[Extracted data entries]
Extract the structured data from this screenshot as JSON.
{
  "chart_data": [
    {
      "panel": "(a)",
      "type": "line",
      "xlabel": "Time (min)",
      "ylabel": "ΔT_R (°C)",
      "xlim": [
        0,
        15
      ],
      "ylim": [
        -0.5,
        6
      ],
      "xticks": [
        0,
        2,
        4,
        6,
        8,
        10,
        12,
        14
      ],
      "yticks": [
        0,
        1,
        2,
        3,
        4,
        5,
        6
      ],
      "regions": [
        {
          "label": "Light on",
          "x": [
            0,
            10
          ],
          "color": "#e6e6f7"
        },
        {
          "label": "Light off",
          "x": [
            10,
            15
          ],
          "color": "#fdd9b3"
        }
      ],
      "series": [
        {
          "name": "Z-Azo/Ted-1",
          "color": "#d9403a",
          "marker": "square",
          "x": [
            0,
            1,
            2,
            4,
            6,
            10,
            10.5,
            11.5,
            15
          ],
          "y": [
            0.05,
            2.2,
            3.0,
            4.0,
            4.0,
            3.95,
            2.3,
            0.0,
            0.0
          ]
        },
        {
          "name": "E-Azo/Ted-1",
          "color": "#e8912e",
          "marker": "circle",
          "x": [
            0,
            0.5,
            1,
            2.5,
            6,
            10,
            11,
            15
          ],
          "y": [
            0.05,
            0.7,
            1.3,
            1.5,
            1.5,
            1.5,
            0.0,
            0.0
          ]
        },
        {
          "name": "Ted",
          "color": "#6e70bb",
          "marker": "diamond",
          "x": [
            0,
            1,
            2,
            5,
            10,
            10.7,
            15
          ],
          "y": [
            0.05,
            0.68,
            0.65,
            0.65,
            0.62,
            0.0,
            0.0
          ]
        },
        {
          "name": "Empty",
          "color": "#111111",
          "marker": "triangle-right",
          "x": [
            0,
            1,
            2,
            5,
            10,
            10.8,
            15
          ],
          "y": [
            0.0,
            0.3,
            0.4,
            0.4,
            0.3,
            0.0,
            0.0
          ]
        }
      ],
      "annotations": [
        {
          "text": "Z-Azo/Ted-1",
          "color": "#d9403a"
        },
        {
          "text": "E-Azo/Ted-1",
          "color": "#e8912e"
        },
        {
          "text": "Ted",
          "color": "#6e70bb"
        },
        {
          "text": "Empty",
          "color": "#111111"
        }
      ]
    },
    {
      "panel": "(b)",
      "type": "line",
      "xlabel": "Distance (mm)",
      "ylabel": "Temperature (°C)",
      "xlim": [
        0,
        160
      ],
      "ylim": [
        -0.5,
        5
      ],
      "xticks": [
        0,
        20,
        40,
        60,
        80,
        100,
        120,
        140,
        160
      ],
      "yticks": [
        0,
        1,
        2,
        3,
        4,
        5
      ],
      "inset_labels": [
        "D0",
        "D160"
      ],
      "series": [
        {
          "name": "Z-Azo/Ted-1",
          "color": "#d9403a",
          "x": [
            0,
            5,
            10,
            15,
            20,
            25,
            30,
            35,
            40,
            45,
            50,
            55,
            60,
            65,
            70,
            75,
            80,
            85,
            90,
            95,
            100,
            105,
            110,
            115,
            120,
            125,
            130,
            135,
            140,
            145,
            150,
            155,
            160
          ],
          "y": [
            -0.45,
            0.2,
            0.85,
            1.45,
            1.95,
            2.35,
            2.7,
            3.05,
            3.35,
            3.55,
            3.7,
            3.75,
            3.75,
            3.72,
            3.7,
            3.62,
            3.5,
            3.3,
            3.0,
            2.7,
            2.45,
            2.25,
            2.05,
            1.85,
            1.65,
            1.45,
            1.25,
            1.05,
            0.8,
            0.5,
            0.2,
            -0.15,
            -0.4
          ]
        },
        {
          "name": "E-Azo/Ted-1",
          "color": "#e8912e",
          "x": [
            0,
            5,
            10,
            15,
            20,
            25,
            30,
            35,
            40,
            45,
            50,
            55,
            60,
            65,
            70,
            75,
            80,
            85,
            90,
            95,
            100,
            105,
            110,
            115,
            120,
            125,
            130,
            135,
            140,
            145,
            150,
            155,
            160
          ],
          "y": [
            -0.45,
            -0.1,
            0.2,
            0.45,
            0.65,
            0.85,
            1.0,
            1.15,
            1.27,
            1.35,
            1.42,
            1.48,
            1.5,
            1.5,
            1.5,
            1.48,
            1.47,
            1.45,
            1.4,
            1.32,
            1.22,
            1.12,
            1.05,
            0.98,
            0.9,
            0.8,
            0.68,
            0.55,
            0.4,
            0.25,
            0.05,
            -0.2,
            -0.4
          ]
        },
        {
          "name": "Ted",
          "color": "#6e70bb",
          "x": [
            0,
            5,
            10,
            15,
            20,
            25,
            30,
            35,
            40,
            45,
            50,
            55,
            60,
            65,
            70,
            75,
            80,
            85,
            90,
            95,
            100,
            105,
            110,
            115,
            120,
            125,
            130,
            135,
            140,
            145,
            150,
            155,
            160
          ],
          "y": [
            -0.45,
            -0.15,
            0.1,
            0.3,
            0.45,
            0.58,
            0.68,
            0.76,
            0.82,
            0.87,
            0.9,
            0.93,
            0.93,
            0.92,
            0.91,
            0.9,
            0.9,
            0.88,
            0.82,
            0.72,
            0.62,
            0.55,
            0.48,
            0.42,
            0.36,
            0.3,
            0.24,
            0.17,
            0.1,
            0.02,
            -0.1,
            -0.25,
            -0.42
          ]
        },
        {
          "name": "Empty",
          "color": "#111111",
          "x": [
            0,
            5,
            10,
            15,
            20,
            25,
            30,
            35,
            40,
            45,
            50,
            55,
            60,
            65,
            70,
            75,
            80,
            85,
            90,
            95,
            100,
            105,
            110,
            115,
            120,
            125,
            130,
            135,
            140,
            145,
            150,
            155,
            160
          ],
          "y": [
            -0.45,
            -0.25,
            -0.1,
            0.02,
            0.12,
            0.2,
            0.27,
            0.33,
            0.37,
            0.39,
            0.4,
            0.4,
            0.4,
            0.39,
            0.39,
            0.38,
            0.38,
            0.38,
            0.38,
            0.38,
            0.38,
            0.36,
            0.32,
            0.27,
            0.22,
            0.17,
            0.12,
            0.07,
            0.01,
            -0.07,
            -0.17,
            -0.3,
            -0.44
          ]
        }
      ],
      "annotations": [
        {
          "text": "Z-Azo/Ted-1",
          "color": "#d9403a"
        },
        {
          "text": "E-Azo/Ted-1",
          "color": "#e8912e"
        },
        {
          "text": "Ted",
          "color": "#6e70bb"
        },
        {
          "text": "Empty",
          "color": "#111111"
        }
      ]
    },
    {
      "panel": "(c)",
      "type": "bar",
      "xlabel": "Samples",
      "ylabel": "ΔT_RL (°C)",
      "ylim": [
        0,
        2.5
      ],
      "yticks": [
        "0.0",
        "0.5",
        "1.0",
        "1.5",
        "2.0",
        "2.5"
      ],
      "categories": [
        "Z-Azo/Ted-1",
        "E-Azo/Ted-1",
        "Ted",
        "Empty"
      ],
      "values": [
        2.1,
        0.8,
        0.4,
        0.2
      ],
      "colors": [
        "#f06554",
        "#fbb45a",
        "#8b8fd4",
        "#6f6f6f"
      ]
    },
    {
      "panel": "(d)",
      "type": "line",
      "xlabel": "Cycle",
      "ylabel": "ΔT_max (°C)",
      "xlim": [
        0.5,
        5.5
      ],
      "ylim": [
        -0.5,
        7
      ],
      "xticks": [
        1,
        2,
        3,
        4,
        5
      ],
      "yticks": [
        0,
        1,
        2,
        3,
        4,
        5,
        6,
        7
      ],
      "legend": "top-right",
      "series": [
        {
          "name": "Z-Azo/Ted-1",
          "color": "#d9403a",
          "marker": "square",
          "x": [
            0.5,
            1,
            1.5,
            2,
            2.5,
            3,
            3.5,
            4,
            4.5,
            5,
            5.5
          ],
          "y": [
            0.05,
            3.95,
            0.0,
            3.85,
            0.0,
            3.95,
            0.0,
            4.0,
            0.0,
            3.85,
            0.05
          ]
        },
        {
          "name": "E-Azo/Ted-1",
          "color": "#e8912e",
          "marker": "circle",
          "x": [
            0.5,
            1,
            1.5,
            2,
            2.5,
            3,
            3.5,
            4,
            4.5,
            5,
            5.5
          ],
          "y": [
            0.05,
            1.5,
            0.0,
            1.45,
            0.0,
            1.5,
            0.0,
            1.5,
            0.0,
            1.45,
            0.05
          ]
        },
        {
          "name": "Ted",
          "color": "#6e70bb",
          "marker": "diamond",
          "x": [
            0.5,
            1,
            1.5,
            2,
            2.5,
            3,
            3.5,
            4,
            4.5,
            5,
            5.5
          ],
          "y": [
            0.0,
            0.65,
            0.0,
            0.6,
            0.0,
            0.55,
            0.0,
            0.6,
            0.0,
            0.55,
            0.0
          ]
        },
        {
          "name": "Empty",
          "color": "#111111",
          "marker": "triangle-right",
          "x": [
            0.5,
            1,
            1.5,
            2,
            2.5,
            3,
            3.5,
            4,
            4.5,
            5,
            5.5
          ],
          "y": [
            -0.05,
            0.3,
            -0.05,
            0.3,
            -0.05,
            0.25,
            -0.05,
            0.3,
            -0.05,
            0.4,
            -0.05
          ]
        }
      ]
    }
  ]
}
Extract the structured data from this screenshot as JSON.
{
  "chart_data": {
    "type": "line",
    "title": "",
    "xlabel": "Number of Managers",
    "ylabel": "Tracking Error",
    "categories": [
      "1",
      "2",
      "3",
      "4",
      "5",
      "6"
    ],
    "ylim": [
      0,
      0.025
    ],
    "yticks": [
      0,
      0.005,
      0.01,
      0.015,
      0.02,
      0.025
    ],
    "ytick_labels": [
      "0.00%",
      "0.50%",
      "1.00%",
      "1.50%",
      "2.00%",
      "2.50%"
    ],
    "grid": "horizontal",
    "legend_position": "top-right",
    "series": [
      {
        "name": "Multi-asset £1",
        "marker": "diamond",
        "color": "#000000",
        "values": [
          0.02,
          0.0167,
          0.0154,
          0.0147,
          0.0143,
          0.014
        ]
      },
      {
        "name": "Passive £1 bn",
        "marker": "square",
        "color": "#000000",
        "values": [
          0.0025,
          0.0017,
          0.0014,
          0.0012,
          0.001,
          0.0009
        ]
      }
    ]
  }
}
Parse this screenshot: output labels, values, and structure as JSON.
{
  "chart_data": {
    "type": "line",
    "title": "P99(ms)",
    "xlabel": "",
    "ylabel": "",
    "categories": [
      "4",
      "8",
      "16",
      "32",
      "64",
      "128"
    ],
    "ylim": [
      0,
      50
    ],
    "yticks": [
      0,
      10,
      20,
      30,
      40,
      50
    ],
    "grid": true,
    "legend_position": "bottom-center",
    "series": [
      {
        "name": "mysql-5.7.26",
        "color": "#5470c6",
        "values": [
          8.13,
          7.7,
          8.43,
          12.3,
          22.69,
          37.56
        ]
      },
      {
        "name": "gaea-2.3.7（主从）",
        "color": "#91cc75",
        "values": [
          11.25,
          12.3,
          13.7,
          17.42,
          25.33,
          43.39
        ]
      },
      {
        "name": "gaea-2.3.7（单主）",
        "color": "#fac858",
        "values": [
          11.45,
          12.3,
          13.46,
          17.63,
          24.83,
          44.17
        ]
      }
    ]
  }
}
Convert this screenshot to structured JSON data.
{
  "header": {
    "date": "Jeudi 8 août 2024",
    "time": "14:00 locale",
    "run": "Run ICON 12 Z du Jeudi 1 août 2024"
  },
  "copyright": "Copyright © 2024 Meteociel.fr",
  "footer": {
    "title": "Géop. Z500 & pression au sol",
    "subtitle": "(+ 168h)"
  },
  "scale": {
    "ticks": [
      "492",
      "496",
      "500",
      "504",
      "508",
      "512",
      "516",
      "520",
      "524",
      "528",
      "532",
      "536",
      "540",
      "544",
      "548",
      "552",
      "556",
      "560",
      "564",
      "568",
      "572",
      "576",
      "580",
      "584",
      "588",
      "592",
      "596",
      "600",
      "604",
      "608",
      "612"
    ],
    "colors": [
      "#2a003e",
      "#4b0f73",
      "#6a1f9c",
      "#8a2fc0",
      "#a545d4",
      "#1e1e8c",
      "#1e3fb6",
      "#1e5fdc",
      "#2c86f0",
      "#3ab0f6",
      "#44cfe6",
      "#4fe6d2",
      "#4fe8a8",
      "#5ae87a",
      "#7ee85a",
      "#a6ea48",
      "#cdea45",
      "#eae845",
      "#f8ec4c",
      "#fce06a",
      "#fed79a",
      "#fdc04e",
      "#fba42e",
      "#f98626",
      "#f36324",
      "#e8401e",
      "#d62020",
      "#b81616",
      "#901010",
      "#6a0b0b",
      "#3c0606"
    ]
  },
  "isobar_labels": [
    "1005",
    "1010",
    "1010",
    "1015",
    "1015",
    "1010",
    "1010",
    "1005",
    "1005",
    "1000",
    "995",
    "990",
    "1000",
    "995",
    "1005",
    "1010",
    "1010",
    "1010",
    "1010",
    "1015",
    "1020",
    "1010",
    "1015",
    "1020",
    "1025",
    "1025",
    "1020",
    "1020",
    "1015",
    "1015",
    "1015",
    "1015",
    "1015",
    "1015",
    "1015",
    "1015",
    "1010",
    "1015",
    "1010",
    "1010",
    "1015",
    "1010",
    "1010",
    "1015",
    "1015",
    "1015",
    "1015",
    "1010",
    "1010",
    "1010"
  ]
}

**What is asked**
Show the lines of the records that include the string "Jeudi".

**Output for this task**
    "date": "Jeudi 8 août 2024",
    "run": "Run ICON 12 Z du Jeudi 1 août 2024"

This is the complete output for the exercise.